> **Aim of the task**: Of all the lines in the material below, how many include the string "assets"? Give the number only.

> **Material for the task**:
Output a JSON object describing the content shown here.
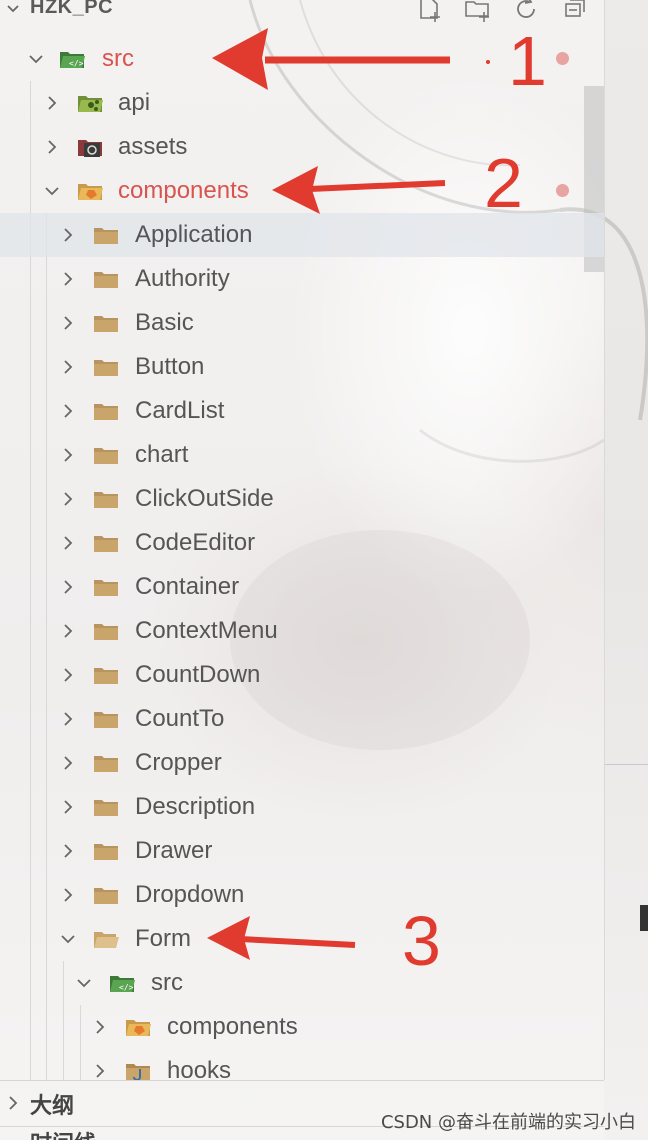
{
  "explorer": {
    "title": "HZK_PC",
    "toolbar_icons": [
      "new-file-icon",
      "new-folder-icon",
      "refresh-icon",
      "collapse-all-icon"
    ]
  },
  "tree": [
    {
      "label": "src",
      "depth": 0,
      "expanded": true,
      "icon": "src-folder-icon",
      "highlight": true
    },
    {
      "label": "api",
      "depth": 1,
      "expanded": false,
      "icon": "api-folder-icon",
      "highlight": false
    },
    {
      "label": "assets",
      "depth": 1,
      "expanded": false,
      "icon": "assets-folder-icon",
      "highlight": false
    },
    {
      "label": "components",
      "depth": 1,
      "expanded": true,
      "icon": "components-folder-icon",
      "highlight": true
    },
    {
      "label": "Application",
      "depth": 2,
      "expanded": false,
      "icon": "folder-icon",
      "selected": true
    },
    {
      "label": "Authority",
      "depth": 2,
      "expanded": false,
      "icon": "folder-icon"
    },
    {
      "label": "Basic",
      "depth": 2,
      "expanded": false,
      "icon": "folder-icon"
    },
    {
      "label": "Button",
      "depth": 2,
      "expanded": false,
      "icon": "folder-icon"
    },
    {
      "label": "CardList",
      "depth": 2,
      "expanded": false,
      "icon": "folder-icon"
    },
    {
      "label": "chart",
      "depth": 2,
      "expanded": false,
      "icon": "folder-icon"
    },
    {
      "label": "ClickOutSide",
      "depth": 2,
      "expanded": false,
      "icon": "folder-icon"
    },
    {
      "label": "CodeEditor",
      "depth": 2,
      "expanded": false,
      "icon": "folder-icon"
    },
    {
      "label": "Container",
      "depth": 2,
      "expanded": false,
      "icon": "folder-icon"
    },
    {
      "label": "ContextMenu",
      "depth": 2,
      "expanded": false,
      "icon": "folder-icon"
    },
    {
      "label": "CountDown",
      "depth": 2,
      "expanded": false,
      "icon": "folder-icon"
    },
    {
      "label": "CountTo",
      "depth": 2,
      "expanded": false,
      "icon": "folder-icon"
    },
    {
      "label": "Cropper",
      "depth": 2,
      "expanded": false,
      "icon": "folder-icon"
    },
    {
      "label": "Description",
      "depth": 2,
      "expanded": false,
      "icon": "folder-icon"
    },
    {
      "label": "Drawer",
      "depth": 2,
      "expanded": false,
      "icon": "folder-icon"
    },
    {
      "label": "Dropdown",
      "depth": 2,
      "expanded": false,
      "icon": "folder-icon"
    },
    {
      "label": "Form",
      "depth": 2,
      "expanded": true,
      "icon": "open-folder-icon"
    },
    {
      "label": "src",
      "depth": 3,
      "expanded": true,
      "icon": "src-folder-icon"
    },
    {
      "label": "components",
      "depth": 4,
      "expanded": false,
      "icon": "components-folder-icon"
    },
    {
      "label": "hooks",
      "depth": 4,
      "expanded": false,
      "icon": "hooks-folder-icon"
    }
  ],
  "annotations": {
    "num1": "1",
    "num2": "2",
    "num3": "3"
  },
  "bottom": {
    "outline_label": "大纲",
    "timeline_label": "时间线"
  },
  "watermark": "CSDN @奋斗在前端的实习小白",
  "colors": {
    "highlight_red": "#d9534f",
    "annotation_red": "#e13a2e",
    "folder": "#c7a46a",
    "selected_row": "#e0e4ea"
  }
}
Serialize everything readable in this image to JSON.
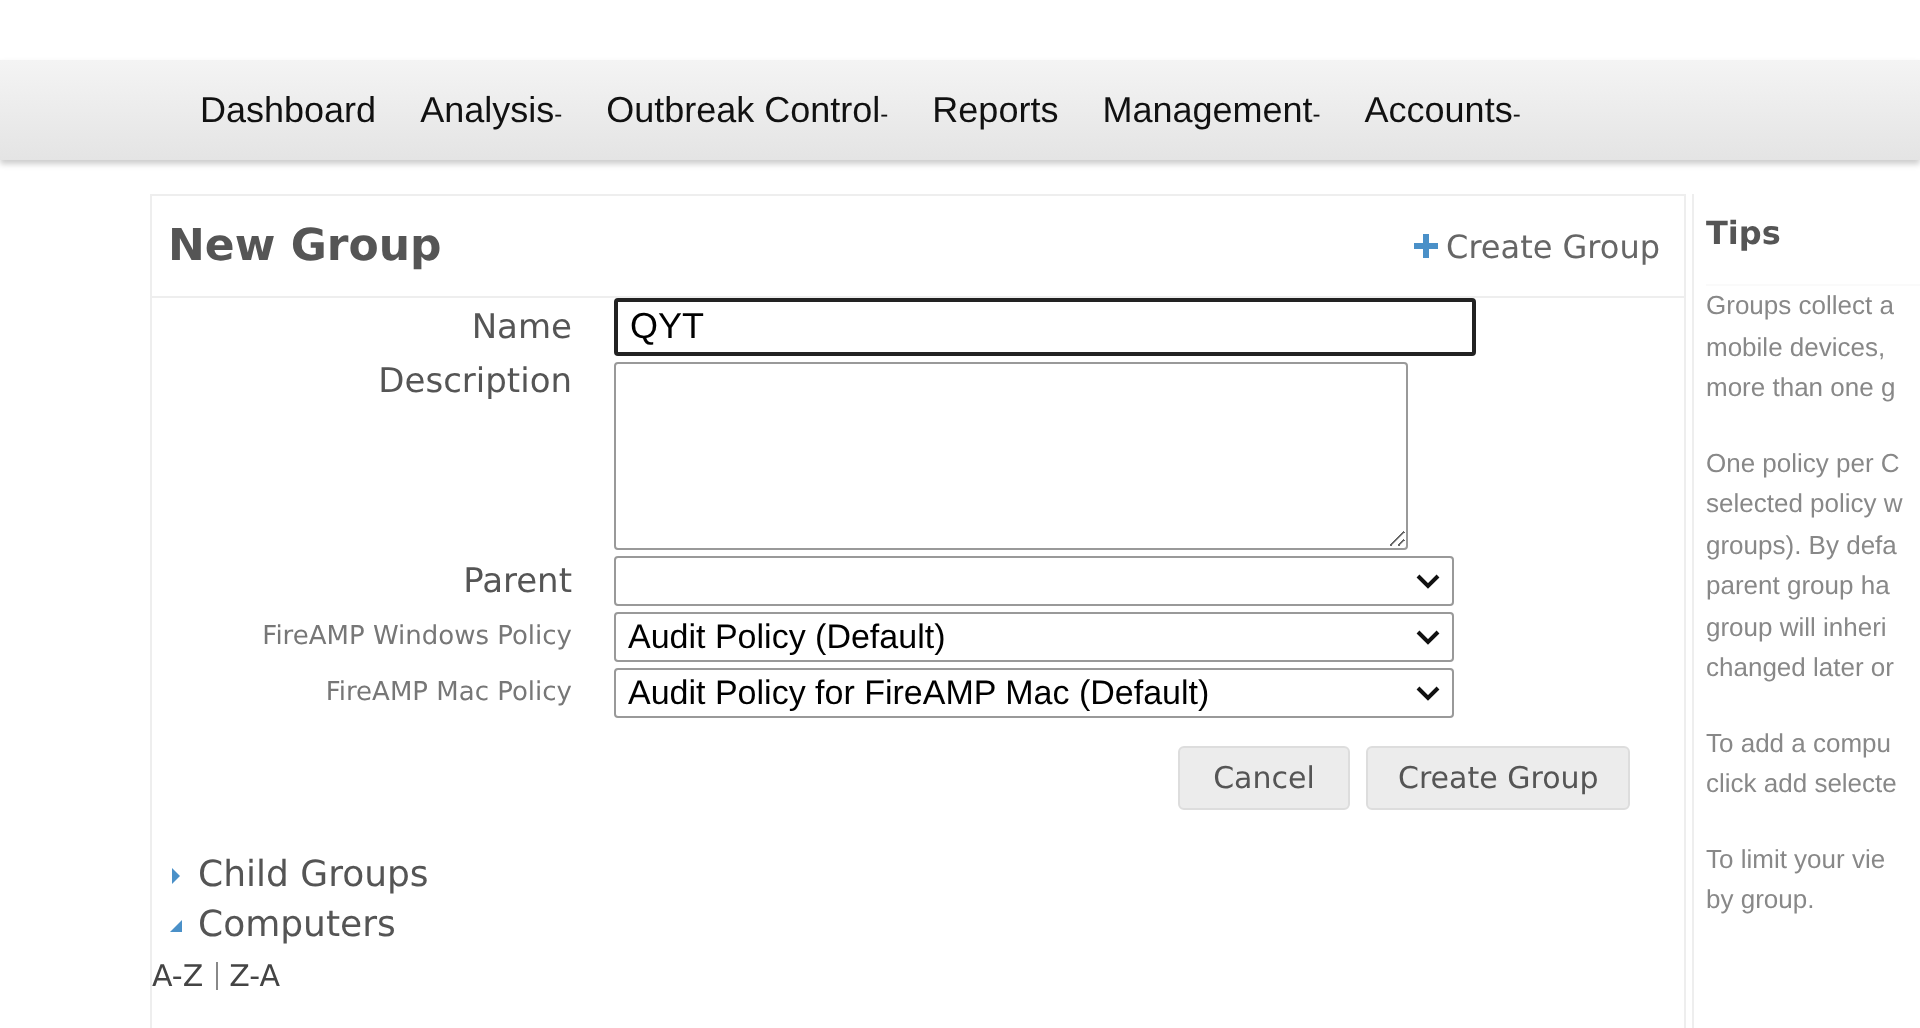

> **Task solution**: 2